Could you repeat the records below exactly, leaving out any pictures?

────

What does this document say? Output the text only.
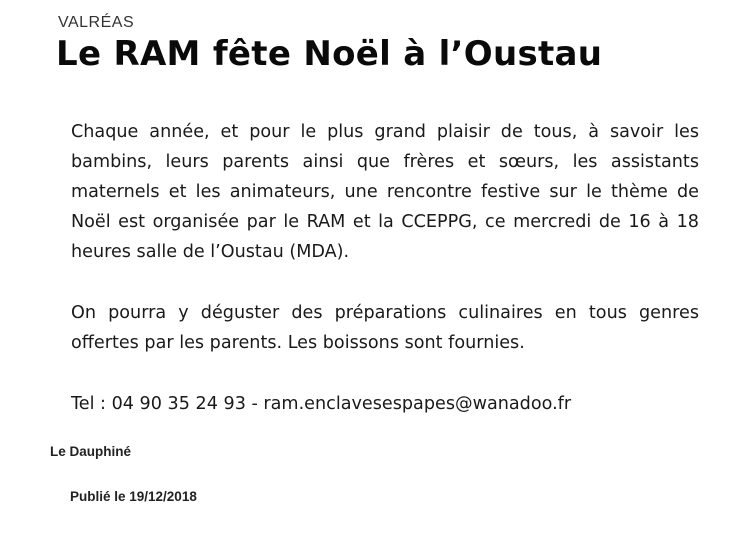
VALRÉAS
Le RAM fête Noël à l’Oustau

Chaque année, et pour le plus grand plaisir de tous, à savoir les bambins, leurs parents ainsi que frères et sœurs, les assistants maternels et les animateurs, une rencontre festive sur le thème de Noël est organisée par le RAM et la CCEPPG, ce mercredi de 16 à 18 heures salle de l’Oustau (MDA).

On pourra y déguster des préparations culinaires en tous genres offertes par les parents. Les boissons sont fournies.

Tel : 04 90 35 24 93 - ram.enclavesespapes@wanadoo.fr

Le Dauphiné
Publié le 19/12/2018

────

Solution to the problem:
What does this document say? Output the text only.
VALRÉAS
Le RAM fête Noël à l’Oustau

Chaque année, et pour le plus grand plaisir de tous, à savoir les bambins, leurs parents ainsi que frères et sœurs, les assistants maternels et les animateurs, une rencontre festive sur le thème de Noël est organisée par le RAM et la CCEPPG, ce mercredi de 16 à 18 heures salle de l’Oustau (MDA).

On pourra y déguster des préparations culinaires en tous genres offertes par les parents. Les boissons sont fournies.

Tel : 04 90 35 24 93 - ram.enclavesespapes@wanadoo.fr

Le Dauphiné
Publié le 19/12/2018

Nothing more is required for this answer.